What you need to do
What is the number of lines in these entries that contain "below"? State it alone.
### Extracted entries
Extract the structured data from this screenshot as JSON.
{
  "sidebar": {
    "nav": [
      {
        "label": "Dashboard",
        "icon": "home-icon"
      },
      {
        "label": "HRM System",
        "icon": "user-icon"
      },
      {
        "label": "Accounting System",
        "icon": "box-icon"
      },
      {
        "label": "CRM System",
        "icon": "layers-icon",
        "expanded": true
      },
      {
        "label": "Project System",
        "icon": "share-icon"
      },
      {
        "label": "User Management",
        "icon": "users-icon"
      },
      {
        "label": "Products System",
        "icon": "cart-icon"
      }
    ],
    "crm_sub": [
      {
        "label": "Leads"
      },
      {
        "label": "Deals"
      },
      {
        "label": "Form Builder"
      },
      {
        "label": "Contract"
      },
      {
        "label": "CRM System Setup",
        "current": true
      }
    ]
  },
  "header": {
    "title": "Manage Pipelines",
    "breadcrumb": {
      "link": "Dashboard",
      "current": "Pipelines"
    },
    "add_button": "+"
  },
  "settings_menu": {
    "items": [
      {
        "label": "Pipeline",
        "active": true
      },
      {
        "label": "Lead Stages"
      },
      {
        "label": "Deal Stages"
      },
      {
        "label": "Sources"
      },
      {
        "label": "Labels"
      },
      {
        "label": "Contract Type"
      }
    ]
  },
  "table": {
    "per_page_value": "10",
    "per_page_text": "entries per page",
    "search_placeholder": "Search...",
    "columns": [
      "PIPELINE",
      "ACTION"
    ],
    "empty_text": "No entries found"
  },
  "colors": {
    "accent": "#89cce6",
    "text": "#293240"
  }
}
######
### Extracted entries
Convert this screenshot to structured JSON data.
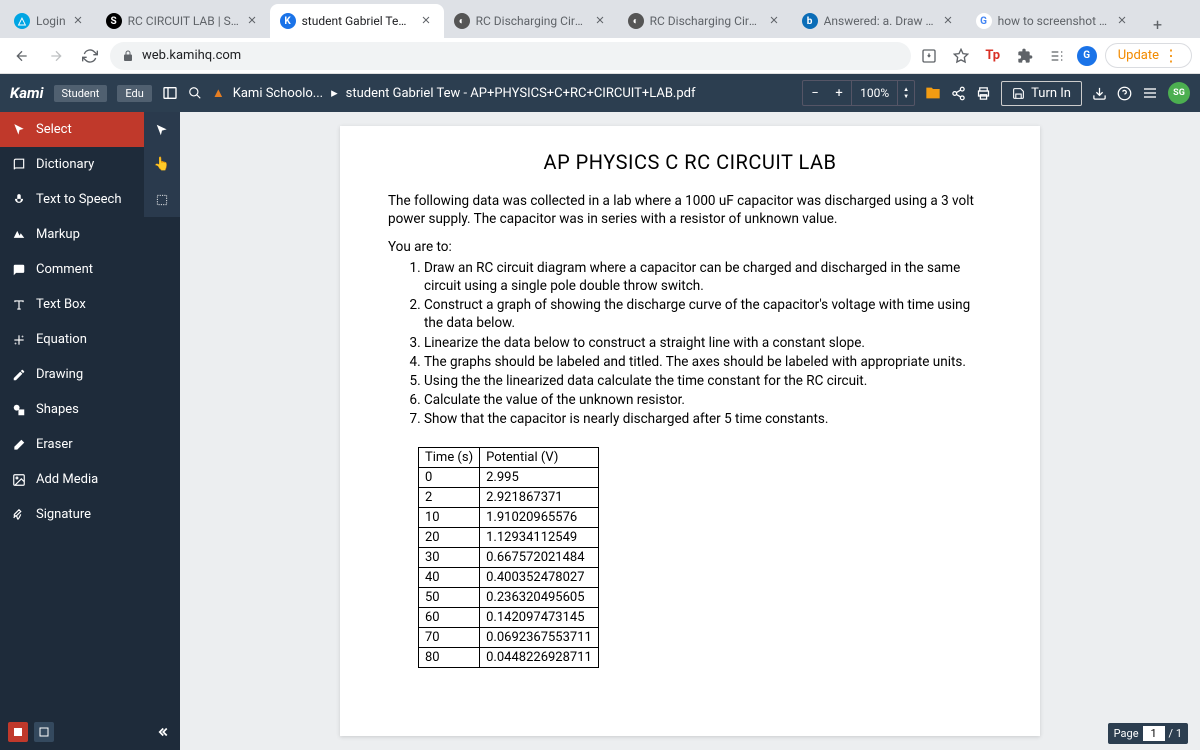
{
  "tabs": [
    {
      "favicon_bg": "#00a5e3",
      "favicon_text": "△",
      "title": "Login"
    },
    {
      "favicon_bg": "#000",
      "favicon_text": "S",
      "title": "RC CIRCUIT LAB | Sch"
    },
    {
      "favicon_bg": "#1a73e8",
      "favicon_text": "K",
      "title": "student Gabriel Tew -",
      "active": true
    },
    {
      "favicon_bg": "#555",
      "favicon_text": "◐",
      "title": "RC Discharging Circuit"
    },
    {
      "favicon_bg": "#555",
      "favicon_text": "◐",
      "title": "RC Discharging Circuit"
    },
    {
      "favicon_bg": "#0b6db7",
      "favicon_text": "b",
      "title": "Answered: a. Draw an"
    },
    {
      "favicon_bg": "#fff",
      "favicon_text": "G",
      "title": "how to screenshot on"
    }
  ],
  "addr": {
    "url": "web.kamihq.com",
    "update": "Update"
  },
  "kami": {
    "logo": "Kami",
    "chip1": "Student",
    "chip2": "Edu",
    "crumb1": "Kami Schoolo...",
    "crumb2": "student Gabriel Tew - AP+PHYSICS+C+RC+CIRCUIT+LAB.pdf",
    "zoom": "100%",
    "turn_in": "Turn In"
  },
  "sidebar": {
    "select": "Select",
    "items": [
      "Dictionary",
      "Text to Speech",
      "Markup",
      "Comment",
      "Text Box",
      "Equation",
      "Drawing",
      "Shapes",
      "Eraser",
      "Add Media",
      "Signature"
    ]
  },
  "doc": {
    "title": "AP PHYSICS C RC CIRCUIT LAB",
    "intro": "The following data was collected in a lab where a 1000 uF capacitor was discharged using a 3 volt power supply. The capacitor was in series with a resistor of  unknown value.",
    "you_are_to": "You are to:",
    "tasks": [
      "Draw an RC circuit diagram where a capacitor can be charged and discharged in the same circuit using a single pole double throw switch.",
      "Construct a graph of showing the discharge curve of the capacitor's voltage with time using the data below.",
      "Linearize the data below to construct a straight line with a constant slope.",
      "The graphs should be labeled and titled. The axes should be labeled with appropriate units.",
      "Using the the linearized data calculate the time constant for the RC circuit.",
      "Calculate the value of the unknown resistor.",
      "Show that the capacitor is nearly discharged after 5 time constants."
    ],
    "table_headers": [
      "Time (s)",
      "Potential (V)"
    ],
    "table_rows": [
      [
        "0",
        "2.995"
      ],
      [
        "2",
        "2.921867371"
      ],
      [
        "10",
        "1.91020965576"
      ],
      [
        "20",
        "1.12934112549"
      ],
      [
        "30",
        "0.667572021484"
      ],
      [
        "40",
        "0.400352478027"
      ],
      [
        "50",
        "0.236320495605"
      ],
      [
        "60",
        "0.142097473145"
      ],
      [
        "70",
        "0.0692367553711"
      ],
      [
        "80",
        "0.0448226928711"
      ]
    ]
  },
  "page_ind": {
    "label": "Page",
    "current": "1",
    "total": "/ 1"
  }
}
######
Exercise result
2